## What this task involves
Emit the entire listing verbatim.

## Extracted information
▬▬▬▬▬▬
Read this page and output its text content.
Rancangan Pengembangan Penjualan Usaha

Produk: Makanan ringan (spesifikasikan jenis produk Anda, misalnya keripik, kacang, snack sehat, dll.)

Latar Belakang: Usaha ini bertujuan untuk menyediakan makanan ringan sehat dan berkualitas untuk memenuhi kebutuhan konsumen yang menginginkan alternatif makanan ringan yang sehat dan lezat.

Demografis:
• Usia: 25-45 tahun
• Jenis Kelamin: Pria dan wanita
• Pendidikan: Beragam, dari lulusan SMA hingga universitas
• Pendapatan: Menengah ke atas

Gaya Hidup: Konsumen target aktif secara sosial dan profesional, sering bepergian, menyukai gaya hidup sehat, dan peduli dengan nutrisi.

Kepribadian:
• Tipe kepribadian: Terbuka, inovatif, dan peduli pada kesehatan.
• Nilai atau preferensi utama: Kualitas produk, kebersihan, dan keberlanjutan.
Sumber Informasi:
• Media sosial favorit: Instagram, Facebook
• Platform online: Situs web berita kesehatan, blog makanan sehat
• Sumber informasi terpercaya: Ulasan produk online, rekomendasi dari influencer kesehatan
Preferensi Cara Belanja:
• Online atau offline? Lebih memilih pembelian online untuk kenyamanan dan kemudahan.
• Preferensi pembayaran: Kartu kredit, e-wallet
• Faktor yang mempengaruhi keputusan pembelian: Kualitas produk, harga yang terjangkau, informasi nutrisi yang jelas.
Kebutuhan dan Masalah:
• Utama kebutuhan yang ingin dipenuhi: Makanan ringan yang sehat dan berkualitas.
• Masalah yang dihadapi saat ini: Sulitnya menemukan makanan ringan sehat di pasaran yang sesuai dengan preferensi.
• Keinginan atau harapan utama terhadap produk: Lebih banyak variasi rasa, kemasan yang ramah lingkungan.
▬▬▬▬▬▬
## Correct output
Read this page and output its text content.
Rancangan Pengembangan Penjualan Usaha

Produk: Makanan ringan (spesifikasikan jenis produk Anda, misalnya keripik, kacang, snack sehat, dll.)

Latar Belakang: Usaha ini bertujuan untuk menyediakan makanan ringan sehat dan berkualitas untuk memenuhi kebutuhan konsumen yang menginginkan alternatif makanan ringan yang sehat dan lezat.

Demografis:
• Usia: 25-45 tahun
• Jenis Kelamin: Pria dan wanita
• Pendidikan: Beragam, dari lulusan SMA hingga universitas
• Pendapatan: Menengah ke atas

Gaya Hidup: Konsumen target aktif secara sosial dan profesional, sering bepergian, menyukai gaya hidup sehat, dan peduli dengan nutrisi.

Kepribadian:
• Tipe kepribadian: Terbuka, inovatif, dan peduli pada kesehatan.
• Nilai atau preferensi utama: Kualitas produk, kebersihan, dan keberlanjutan.
Sumber Informasi:
• Media sosial favorit: Instagram, Facebook
• Platform online: Situs web berita kesehatan, blog makanan sehat
• Sumber informasi terpercaya: Ulasan produk online, rekomendasi dari influencer kesehatan
Preferensi Cara Belanja:
• Online atau offline? Lebih memilih pembelian online untuk kenyamanan dan kemudahan.
• Preferensi pembayaran: Kartu kredit, e-wallet
• Faktor yang mempengaruhi keputusan pembelian: Kualitas produk, harga yang terjangkau, informasi nutrisi yang jelas.
Kebutuhan dan Masalah:
• Utama kebutuhan yang ingin dipenuhi: Makanan ringan yang sehat dan berkualitas.
• Masalah yang dihadapi saat ini: Sulitnya menemukan makanan ringan sehat di pasaran yang sesuai dengan preferensi.
• Keinginan atau harapan utama terhadap produk: Lebih banyak variasi rasa, kemasan yang ramah lingkungan.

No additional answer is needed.